◆ **Short problem**
Reproduce each line exactly. Skip none.

◆ **Information supplied**
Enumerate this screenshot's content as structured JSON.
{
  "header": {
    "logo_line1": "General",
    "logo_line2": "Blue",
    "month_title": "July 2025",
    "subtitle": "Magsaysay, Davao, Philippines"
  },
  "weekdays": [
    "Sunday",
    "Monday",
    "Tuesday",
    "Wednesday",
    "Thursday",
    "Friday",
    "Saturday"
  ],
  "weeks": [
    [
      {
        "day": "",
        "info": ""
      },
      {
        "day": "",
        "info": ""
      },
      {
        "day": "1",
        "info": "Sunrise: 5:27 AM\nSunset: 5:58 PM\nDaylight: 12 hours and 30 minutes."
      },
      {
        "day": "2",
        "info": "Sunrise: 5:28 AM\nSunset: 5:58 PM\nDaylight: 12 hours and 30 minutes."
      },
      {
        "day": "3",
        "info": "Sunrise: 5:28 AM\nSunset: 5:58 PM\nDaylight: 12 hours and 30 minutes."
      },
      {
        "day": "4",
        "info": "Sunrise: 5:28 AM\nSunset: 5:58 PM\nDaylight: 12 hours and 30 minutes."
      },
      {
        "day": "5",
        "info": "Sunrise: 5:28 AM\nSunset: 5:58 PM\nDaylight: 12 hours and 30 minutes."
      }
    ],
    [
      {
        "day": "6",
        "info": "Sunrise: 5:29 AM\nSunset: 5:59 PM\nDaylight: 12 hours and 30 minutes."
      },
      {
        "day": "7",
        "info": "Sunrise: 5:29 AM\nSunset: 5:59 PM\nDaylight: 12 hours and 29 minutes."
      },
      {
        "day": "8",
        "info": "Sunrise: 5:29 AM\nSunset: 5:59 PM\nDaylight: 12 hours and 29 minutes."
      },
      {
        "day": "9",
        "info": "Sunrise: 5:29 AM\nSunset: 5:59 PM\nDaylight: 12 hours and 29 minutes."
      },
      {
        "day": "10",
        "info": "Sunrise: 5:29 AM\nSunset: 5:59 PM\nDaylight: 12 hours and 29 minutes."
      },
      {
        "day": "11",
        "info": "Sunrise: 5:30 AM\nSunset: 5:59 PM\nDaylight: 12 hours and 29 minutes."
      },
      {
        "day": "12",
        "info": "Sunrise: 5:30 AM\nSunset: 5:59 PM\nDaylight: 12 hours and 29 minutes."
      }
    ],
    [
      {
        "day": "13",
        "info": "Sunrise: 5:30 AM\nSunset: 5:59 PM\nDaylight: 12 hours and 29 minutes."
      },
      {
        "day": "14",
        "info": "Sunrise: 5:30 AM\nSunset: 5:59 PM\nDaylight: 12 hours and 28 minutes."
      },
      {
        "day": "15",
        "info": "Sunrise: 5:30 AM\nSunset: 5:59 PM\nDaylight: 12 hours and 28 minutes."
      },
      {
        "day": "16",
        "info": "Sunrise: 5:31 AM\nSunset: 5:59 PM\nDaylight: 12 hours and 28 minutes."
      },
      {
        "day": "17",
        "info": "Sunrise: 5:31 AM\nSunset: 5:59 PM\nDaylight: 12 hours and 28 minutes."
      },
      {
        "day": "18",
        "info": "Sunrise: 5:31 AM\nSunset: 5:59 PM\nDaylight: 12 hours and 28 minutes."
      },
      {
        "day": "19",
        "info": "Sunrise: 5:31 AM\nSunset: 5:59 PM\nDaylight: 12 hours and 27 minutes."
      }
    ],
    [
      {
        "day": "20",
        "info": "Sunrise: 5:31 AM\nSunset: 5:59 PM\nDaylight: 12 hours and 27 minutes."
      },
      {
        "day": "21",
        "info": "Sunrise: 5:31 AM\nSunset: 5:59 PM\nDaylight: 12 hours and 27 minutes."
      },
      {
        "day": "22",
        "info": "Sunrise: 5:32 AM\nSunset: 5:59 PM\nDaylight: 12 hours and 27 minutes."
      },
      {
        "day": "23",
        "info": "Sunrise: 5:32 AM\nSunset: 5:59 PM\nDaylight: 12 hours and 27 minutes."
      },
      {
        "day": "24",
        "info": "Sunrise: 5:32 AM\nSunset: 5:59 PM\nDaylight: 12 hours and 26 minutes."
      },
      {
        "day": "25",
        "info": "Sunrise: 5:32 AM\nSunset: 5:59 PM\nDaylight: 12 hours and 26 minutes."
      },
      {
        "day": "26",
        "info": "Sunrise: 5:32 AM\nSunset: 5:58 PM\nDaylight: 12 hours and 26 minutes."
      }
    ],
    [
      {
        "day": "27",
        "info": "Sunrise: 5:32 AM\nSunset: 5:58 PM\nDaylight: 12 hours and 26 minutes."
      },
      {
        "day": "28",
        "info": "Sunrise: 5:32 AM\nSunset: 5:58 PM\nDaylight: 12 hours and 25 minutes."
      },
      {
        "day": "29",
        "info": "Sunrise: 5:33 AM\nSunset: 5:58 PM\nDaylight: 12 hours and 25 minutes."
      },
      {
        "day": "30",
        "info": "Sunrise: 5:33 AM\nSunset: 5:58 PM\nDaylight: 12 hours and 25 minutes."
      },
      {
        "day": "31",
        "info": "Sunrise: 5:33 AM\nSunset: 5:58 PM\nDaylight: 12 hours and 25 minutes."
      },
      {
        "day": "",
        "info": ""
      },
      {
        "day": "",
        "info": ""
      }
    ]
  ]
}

◆ **In response**
Enumerate this screenshot's content as structured JSON.
{
  "header": {
    "logo_line1": "General",
    "logo_line2": "Blue",
    "month_title": "July 2025",
    "subtitle": "Magsaysay, Davao, Philippines"
  },
  "weekdays": [
    "Sunday",
    "Monday",
    "Tuesday",
    "Wednesday",
    "Thursday",
    "Friday",
    "Saturday"
  ],
  "weeks": [
    [
      {
        "day": "",
        "info": ""
      },
      {
        "day": "",
        "info": ""
      },
      {
        "day": "1",
        "info": "Sunrise: 5:27 AM\nSunset: 5:58 PM\nDaylight: 12 hours and 30 minutes."
      },
      {
        "day": "2",
        "info": "Sunrise: 5:28 AM\nSunset: 5:58 PM\nDaylight: 12 hours and 30 minutes."
      },
      {
        "day": "3",
        "info": "Sunrise: 5:28 AM\nSunset: 5:58 PM\nDaylight: 12 hours and 30 minutes."
      },
      {
        "day": "4",
        "info": "Sunrise: 5:28 AM\nSunset: 5:58 PM\nDaylight: 12 hours and 30 minutes."
      },
      {
        "day": "5",
        "info": "Sunrise: 5:28 AM\nSunset: 5:58 PM\nDaylight: 12 hours and 30 minutes."
      }
    ],
    [
      {
        "day": "6",
        "info": "Sunrise: 5:29 AM\nSunset: 5:59 PM\nDaylight: 12 hours and 30 minutes."
      },
      {
        "day": "7",
        "info": "Sunrise: 5:29 AM\nSunset: 5:59 PM\nDaylight: 12 hours and 29 minutes."
      },
      {
        "day": "8",
        "info": "Sunrise: 5:29 AM\nSunset: 5:59 PM\nDaylight: 12 hours and 29 minutes."
      },
      {
        "day": "9",
        "info": "Sunrise: 5:29 AM\nSunset: 5:59 PM\nDaylight: 12 hours and 29 minutes."
      },
      {
        "day": "10",
        "info": "Sunrise: 5:29 AM\nSunset: 5:59 PM\nDaylight: 12 hours and 29 minutes."
      },
      {
        "day": "11",
        "info": "Sunrise: 5:30 AM\nSunset: 5:59 PM\nDaylight: 12 hours and 29 minutes."
      },
      {
        "day": "12",
        "info": "Sunrise: 5:30 AM\nSunset: 5:59 PM\nDaylight: 12 hours and 29 minutes."
      }
    ],
    [
      {
        "day": "13",
        "info": "Sunrise: 5:30 AM\nSunset: 5:59 PM\nDaylight: 12 hours and 29 minutes."
      },
      {
        "day": "14",
        "info": "Sunrise: 5:30 AM\nSunset: 5:59 PM\nDaylight: 12 hours and 28 minutes."
      },
      {
        "day": "15",
        "info": "Sunrise: 5:30 AM\nSunset: 5:59 PM\nDaylight: 12 hours and 28 minutes."
      },
      {
        "day": "16",
        "info": "Sunrise: 5:31 AM\nSunset: 5:59 PM\nDaylight: 12 hours and 28 minutes."
      },
      {
        "day": "17",
        "info": "Sunrise: 5:31 AM\nSunset: 5:59 PM\nDaylight: 12 hours and 28 minutes."
      },
      {
        "day": "18",
        "info": "Sunrise: 5:31 AM\nSunset: 5:59 PM\nDaylight: 12 hours and 28 minutes."
      },
      {
        "day": "19",
        "info": "Sunrise: 5:31 AM\nSunset: 5:59 PM\nDaylight: 12 hours and 27 minutes."
      }
    ],
    [
      {
        "day": "20",
        "info": "Sunrise: 5:31 AM\nSunset: 5:59 PM\nDaylight: 12 hours and 27 minutes."
      },
      {
        "day": "21",
        "info": "Sunrise: 5:31 AM\nSunset: 5:59 PM\nDaylight: 12 hours and 27 minutes."
      },
      {
        "day": "22",
        "info": "Sunrise: 5:32 AM\nSunset: 5:59 PM\nDaylight: 12 hours and 27 minutes."
      },
      {
        "day": "23",
        "info": "Sunrise: 5:32 AM\nSunset: 5:59 PM\nDaylight: 12 hours and 27 minutes."
      },
      {
        "day": "24",
        "info": "Sunrise: 5:32 AM\nSunset: 5:59 PM\nDaylight: 12 hours and 26 minutes."
      },
      {
        "day": "25",
        "info": "Sunrise: 5:32 AM\nSunset: 5:59 PM\nDaylight: 12 hours and 26 minutes."
      },
      {
        "day": "26",
        "info": "Sunrise: 5:32 AM\nSunset: 5:58 PM\nDaylight: 12 hours and 26 minutes."
      }
    ],
    [
      {
        "day": "27",
        "info": "Sunrise: 5:32 AM\nSunset: 5:58 PM\nDaylight: 12 hours and 26 minutes."
      },
      {
        "day": "28",
        "info": "Sunrise: 5:32 AM\nSunset: 5:58 PM\nDaylight: 12 hours and 25 minutes."
      },
      {
        "day": "29",
        "info": "Sunrise: 5:33 AM\nSunset: 5:58 PM\nDaylight: 12 hours and 25 minutes."
      },
      {
        "day": "30",
        "info": "Sunrise: 5:33 AM\nSunset: 5:58 PM\nDaylight: 12 hours and 25 minutes."
      },
      {
        "day": "31",
        "info": "Sunrise: 5:33 AM\nSunset: 5:58 PM\nDaylight: 12 hours and 25 minutes."
      },
      {
        "day": "",
        "info": ""
      },
      {
        "day": "",
        "info": ""
      }
    ]
  ]
}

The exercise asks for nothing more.